**STATED PROBLEM**
Find the lines that hold "Variación". Report only how many there are.

**DATA SUPPLIED**
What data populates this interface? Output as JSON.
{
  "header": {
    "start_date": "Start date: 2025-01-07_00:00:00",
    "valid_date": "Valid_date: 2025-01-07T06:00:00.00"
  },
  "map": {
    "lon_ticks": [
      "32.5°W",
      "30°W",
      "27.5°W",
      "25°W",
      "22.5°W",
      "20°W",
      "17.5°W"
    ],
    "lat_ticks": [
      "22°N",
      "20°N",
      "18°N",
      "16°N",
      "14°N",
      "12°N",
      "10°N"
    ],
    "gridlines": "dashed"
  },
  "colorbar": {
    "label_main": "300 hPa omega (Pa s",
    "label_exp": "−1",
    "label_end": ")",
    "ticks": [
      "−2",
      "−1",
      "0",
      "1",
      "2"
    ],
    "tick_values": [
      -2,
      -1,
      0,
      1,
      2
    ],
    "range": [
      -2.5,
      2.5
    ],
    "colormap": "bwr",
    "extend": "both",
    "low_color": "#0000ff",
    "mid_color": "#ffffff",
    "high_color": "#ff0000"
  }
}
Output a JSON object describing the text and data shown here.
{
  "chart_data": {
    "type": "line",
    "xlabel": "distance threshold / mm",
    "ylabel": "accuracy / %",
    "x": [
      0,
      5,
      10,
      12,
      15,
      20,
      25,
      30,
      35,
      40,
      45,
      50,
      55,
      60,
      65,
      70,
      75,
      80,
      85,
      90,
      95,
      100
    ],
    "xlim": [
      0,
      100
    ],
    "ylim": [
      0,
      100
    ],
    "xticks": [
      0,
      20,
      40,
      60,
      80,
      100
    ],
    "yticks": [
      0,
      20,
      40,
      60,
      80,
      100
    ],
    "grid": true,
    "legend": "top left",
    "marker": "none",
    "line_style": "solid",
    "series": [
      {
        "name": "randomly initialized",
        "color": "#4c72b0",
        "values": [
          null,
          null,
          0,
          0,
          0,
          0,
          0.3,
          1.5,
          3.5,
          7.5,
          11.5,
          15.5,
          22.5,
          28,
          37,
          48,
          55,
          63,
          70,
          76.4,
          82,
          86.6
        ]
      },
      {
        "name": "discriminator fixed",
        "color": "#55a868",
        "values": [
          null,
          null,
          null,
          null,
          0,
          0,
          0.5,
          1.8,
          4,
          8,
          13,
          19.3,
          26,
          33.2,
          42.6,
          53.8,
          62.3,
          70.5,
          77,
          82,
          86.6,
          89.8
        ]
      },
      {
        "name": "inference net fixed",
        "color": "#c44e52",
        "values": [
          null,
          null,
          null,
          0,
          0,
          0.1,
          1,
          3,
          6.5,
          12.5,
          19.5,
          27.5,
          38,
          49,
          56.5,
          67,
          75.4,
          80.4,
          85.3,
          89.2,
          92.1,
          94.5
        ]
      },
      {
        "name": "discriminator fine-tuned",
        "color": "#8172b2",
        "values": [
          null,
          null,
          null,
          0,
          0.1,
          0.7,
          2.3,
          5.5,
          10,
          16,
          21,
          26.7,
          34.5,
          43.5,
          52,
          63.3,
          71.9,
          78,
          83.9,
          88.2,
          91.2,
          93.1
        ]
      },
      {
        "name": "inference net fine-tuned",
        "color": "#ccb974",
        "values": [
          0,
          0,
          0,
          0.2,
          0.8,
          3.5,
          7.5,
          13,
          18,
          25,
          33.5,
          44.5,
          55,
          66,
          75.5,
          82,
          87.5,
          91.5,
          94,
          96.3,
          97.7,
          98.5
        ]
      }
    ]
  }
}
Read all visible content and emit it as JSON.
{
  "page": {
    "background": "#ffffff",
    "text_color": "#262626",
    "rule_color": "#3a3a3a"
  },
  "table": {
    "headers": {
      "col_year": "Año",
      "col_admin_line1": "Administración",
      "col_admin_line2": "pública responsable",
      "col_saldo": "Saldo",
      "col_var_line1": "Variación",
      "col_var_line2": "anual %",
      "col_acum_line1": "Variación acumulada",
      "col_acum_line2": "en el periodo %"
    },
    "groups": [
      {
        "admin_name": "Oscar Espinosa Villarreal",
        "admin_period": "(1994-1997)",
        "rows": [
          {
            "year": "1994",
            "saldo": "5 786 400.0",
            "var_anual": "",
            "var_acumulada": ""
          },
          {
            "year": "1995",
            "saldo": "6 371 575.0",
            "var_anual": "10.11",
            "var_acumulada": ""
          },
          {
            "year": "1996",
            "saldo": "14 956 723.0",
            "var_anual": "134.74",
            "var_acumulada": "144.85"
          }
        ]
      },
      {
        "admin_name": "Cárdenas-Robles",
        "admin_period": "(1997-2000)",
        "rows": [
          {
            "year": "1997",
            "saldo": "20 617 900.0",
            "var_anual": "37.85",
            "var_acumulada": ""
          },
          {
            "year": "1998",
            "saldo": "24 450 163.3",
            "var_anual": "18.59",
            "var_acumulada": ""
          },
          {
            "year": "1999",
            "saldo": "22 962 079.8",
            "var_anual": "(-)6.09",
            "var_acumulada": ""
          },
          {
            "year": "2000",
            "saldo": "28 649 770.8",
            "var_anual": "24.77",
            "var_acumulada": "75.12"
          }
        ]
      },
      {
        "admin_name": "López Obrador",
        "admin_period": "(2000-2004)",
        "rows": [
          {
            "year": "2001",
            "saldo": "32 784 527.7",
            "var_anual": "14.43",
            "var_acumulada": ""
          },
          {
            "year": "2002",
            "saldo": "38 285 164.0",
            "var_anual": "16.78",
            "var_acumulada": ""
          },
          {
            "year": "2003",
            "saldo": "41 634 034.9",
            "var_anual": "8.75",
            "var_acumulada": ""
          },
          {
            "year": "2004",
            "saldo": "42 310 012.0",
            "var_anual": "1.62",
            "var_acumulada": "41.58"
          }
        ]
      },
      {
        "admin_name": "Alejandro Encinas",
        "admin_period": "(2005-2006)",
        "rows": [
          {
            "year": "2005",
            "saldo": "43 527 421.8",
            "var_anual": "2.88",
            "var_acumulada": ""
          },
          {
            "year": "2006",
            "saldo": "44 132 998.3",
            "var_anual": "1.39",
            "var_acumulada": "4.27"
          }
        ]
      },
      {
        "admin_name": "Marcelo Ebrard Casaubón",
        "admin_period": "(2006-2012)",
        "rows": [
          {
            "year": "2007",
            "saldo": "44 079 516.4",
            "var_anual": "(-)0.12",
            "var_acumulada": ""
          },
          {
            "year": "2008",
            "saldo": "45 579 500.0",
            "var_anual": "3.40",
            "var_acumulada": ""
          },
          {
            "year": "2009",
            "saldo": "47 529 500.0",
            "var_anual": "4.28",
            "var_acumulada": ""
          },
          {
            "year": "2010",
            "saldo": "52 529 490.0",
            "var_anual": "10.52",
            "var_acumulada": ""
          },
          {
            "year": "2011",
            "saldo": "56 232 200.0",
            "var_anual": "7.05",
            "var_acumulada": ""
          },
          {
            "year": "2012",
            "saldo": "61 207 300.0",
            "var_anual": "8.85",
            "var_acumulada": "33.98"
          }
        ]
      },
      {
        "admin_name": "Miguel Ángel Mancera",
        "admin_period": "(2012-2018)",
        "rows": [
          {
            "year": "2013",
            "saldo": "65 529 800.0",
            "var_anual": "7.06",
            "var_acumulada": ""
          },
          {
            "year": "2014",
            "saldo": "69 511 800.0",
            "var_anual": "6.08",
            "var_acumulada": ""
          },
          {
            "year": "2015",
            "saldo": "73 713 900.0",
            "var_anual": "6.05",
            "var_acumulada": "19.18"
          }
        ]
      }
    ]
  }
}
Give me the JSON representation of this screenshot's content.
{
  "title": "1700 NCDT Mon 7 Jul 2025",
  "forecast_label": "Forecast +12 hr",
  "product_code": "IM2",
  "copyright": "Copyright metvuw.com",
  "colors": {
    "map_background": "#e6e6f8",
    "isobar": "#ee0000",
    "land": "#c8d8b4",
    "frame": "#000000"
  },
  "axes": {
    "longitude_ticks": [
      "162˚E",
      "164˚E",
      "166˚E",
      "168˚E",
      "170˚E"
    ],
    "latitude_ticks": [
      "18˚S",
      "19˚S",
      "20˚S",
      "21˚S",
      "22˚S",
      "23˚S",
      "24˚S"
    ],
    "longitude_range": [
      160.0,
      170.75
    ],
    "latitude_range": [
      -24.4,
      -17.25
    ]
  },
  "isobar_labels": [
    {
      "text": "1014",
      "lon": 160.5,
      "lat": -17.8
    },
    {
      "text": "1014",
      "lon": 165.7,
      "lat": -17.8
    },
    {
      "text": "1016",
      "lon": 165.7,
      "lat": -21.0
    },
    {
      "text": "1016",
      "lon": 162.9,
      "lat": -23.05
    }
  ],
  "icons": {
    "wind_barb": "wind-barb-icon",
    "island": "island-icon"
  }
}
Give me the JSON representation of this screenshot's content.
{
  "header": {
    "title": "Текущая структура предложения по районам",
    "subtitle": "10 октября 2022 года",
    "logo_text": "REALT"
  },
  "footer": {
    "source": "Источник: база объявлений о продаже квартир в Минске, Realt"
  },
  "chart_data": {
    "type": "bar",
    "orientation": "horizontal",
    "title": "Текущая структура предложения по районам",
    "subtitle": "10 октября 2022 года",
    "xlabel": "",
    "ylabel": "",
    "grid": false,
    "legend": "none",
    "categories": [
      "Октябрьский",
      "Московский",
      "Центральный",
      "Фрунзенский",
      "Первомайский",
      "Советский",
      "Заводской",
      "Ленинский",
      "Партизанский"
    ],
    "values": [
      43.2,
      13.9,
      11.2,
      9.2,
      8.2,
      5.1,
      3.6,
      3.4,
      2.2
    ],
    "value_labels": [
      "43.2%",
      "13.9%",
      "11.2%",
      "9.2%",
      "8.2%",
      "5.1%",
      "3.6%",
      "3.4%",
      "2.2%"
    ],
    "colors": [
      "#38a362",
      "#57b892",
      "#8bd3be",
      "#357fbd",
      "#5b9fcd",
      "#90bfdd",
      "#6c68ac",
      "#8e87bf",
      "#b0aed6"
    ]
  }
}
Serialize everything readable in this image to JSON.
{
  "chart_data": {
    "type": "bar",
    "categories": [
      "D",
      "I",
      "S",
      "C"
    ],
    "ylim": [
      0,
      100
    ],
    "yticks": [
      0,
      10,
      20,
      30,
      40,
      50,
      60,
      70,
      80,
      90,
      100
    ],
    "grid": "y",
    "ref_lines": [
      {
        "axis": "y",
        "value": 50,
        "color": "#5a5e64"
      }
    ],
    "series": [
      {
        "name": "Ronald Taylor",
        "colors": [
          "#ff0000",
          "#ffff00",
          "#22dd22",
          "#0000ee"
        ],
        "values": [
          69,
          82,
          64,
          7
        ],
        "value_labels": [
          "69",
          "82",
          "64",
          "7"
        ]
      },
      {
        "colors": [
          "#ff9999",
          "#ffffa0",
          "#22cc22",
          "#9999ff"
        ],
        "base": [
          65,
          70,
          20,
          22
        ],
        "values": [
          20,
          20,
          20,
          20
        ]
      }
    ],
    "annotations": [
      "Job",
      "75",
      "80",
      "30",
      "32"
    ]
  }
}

**FINISHED TASK**
2